What needs to be done: Copy the entries below exactly. Images do not belong in the copy.

===== Stored records

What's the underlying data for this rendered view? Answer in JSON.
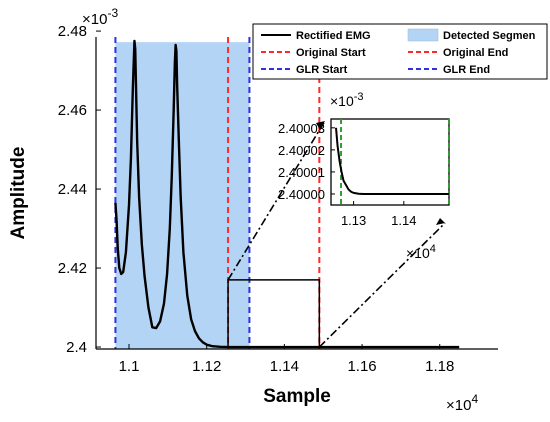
{
  "chart_data": {
    "type": "line",
    "main": {
      "xlabel": "Sample",
      "ylabel": "Amplitude",
      "x_multiplier": "×10",
      "x_exponent": "4",
      "y_multiplier": "×10",
      "y_exponent": "-3",
      "xlim": [
        1.0915,
        1.195
      ],
      "ylim": [
        2.3995,
        2.4785
      ],
      "xticks": [
        1.1,
        1.12,
        1.14,
        1.16,
        1.18
      ],
      "xtick_labels": [
        "1.1",
        "1.12",
        "1.14",
        "1.16",
        "1.18"
      ],
      "yticks": [
        2.4,
        2.42,
        2.44,
        2.46,
        2.48
      ],
      "ytick_labels": [
        "2.4",
        "2.42",
        "2.44",
        "2.46",
        "2.48"
      ],
      "detected_segment": [
        1.0965,
        1.131
      ],
      "original_start": 1.1255,
      "original_end": 1.149,
      "glr_start": 1.0965,
      "glr_end": 1.131,
      "zoom_box": {
        "x": [
          1.1255,
          1.149
        ],
        "y": [
          2.4,
          2.417
        ]
      },
      "series": [
        {
          "name": "Rectified EMG",
          "x": [
            1.0965,
            1.0968,
            1.0971,
            1.0975,
            1.098,
            1.0985,
            1.0992,
            1.1,
            1.1005,
            1.101,
            1.1014,
            1.1016,
            1.1018,
            1.1021,
            1.1026,
            1.1033,
            1.104,
            1.105,
            1.106,
            1.107,
            1.108,
            1.109,
            1.1098,
            1.1105,
            1.111,
            1.1115,
            1.1118,
            1.112,
            1.1122,
            1.1124,
            1.1128,
            1.1133,
            1.114,
            1.115,
            1.116,
            1.117,
            1.118,
            1.119,
            1.12,
            1.1215,
            1.1235,
            1.126,
            1.13,
            1.14,
            1.16,
            1.185
          ],
          "y": [
            2.4365,
            2.432,
            2.425,
            2.42,
            2.4185,
            2.419,
            2.424,
            2.436,
            2.448,
            2.466,
            2.4775,
            2.4755,
            2.466,
            2.452,
            2.438,
            2.426,
            2.418,
            2.41,
            2.405,
            2.4048,
            2.4065,
            2.411,
            2.4185,
            2.43,
            2.443,
            2.46,
            2.472,
            2.4765,
            2.475,
            2.466,
            2.453,
            2.438,
            2.424,
            2.413,
            2.407,
            2.404,
            2.4022,
            2.4012,
            2.4006,
            2.4002,
            2.40005,
            2.4,
            2.4,
            2.4,
            2.4,
            2.4
          ]
        }
      ]
    },
    "inset": {
      "x_multiplier": "×10",
      "x_exponent": "4",
      "y_multiplier": "×10",
      "y_exponent": "-3",
      "xlim": [
        1.1255,
        1.149
      ],
      "ylim": [
        2.399995,
        2.400034
      ],
      "xticks": [
        1.13,
        1.14
      ],
      "xtick_labels": [
        "1.13",
        "1.14"
      ],
      "yticks": [
        2.4,
        2.40001,
        2.40002,
        2.40003
      ],
      "ytick_labels": [
        "2.40000",
        "2.40001",
        "2.40002",
        "2.40003"
      ],
      "green_lines": [
        1.1275,
        1.149
      ],
      "series": [
        {
          "name": "Rectified EMG",
          "x": [
            1.1265,
            1.1268,
            1.1272,
            1.1276,
            1.128,
            1.1285,
            1.129,
            1.1295,
            1.13,
            1.131,
            1.132,
            1.135,
            1.14,
            1.149
          ],
          "y": [
            2.40003,
            2.400022,
            2.400015,
            2.40001,
            2.400006,
            2.400004,
            2.400002,
            2.400001,
            2.4000005,
            2.4000001,
            2.4,
            2.4,
            2.4,
            2.4
          ]
        }
      ]
    },
    "legend": {
      "position": "top-right",
      "entries": [
        {
          "label": "Rectified EMG",
          "color": "#000000",
          "style": "solid"
        },
        {
          "label": "Detected Segmen",
          "color": "#b3d4f5",
          "style": "patch"
        },
        {
          "label": "Original Start",
          "color": "#ff2b2b",
          "style": "dashed"
        },
        {
          "label": "Original End",
          "color": "#ff2b2b",
          "style": "dashed"
        },
        {
          "label": "GLR Start",
          "color": "#3030e0",
          "style": "dashed"
        },
        {
          "label": "GLR End",
          "color": "#3030e0",
          "style": "dashed"
        }
      ]
    },
    "colors": {
      "signal": "#000000",
      "segment_fill": "#b3d4f5",
      "original": "#ff2b2b",
      "glr": "#3030e0",
      "inset_marker": "#2e9e2e"
    }
  }
}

==========

Solution to this problem:
What's the underlying data for this rendered view? Answer in JSON.
{
  "chart_data": {
    "type": "line",
    "main": {
      "xlabel": "Sample",
      "ylabel": "Amplitude",
      "x_multiplier": "×10",
      "x_exponent": "4",
      "y_multiplier": "×10",
      "y_exponent": "-3",
      "xlim": [
        1.0915,
        1.195
      ],
      "ylim": [
        2.3995,
        2.4785
      ],
      "xticks": [
        1.1,
        1.12,
        1.14,
        1.16,
        1.18
      ],
      "xtick_labels": [
        "1.1",
        "1.12",
        "1.14",
        "1.16",
        "1.18"
      ],
      "yticks": [
        2.4,
        2.42,
        2.44,
        2.46,
        2.48
      ],
      "ytick_labels": [
        "2.4",
        "2.42",
        "2.44",
        "2.46",
        "2.48"
      ],
      "detected_segment": [
        1.0965,
        1.131
      ],
      "original_start": 1.1255,
      "original_end": 1.149,
      "glr_start": 1.0965,
      "glr_end": 1.131,
      "zoom_box": {
        "x": [
          1.1255,
          1.149
        ],
        "y": [
          2.4,
          2.417
        ]
      },
      "series": [
        {
          "name": "Rectified EMG",
          "x": [
            1.0965,
            1.0968,
            1.0971,
            1.0975,
            1.098,
            1.0985,
            1.0992,
            1.1,
            1.1005,
            1.101,
            1.1014,
            1.1016,
            1.1018,
            1.1021,
            1.1026,
            1.1033,
            1.104,
            1.105,
            1.106,
            1.107,
            1.108,
            1.109,
            1.1098,
            1.1105,
            1.111,
            1.1115,
            1.1118,
            1.112,
            1.1122,
            1.1124,
            1.1128,
            1.1133,
            1.114,
            1.115,
            1.116,
            1.117,
            1.118,
            1.119,
            1.12,
            1.1215,
            1.1235,
            1.126,
            1.13,
            1.14,
            1.16,
            1.185
          ],
          "y": [
            2.4365,
            2.432,
            2.425,
            2.42,
            2.4185,
            2.419,
            2.424,
            2.436,
            2.448,
            2.466,
            2.4775,
            2.4755,
            2.466,
            2.452,
            2.438,
            2.426,
            2.418,
            2.41,
            2.405,
            2.4048,
            2.4065,
            2.411,
            2.4185,
            2.43,
            2.443,
            2.46,
            2.472,
            2.4765,
            2.475,
            2.466,
            2.453,
            2.438,
            2.424,
            2.413,
            2.407,
            2.404,
            2.4022,
            2.4012,
            2.4006,
            2.4002,
            2.40005,
            2.4,
            2.4,
            2.4,
            2.4,
            2.4
          ]
        }
      ]
    },
    "inset": {
      "x_multiplier": "×10",
      "x_exponent": "4",
      "y_multiplier": "×10",
      "y_exponent": "-3",
      "xlim": [
        1.1255,
        1.149
      ],
      "ylim": [
        2.399995,
        2.400034
      ],
      "xticks": [
        1.13,
        1.14
      ],
      "xtick_labels": [
        "1.13",
        "1.14"
      ],
      "yticks": [
        2.4,
        2.40001,
        2.40002,
        2.40003
      ],
      "ytick_labels": [
        "2.40000",
        "2.40001",
        "2.40002",
        "2.40003"
      ],
      "green_lines": [
        1.1275,
        1.149
      ],
      "series": [
        {
          "name": "Rectified EMG",
          "x": [
            1.1265,
            1.1268,
            1.1272,
            1.1276,
            1.128,
            1.1285,
            1.129,
            1.1295,
            1.13,
            1.131,
            1.132,
            1.135,
            1.14,
            1.149
          ],
          "y": [
            2.40003,
            2.400022,
            2.400015,
            2.40001,
            2.400006,
            2.400004,
            2.400002,
            2.400001,
            2.4000005,
            2.4000001,
            2.4,
            2.4,
            2.4,
            2.4
          ]
        }
      ]
    },
    "legend": {
      "position": "top-right",
      "entries": [
        {
          "label": "Rectified EMG",
          "color": "#000000",
          "style": "solid"
        },
        {
          "label": "Detected Segmen",
          "color": "#b3d4f5",
          "style": "patch"
        },
        {
          "label": "Original Start",
          "color": "#ff2b2b",
          "style": "dashed"
        },
        {
          "label": "Original End",
          "color": "#ff2b2b",
          "style": "dashed"
        },
        {
          "label": "GLR Start",
          "color": "#3030e0",
          "style": "dashed"
        },
        {
          "label": "GLR End",
          "color": "#3030e0",
          "style": "dashed"
        }
      ]
    },
    "colors": {
      "signal": "#000000",
      "segment_fill": "#b3d4f5",
      "original": "#ff2b2b",
      "glr": "#3030e0",
      "inset_marker": "#2e9e2e"
    }
  }
}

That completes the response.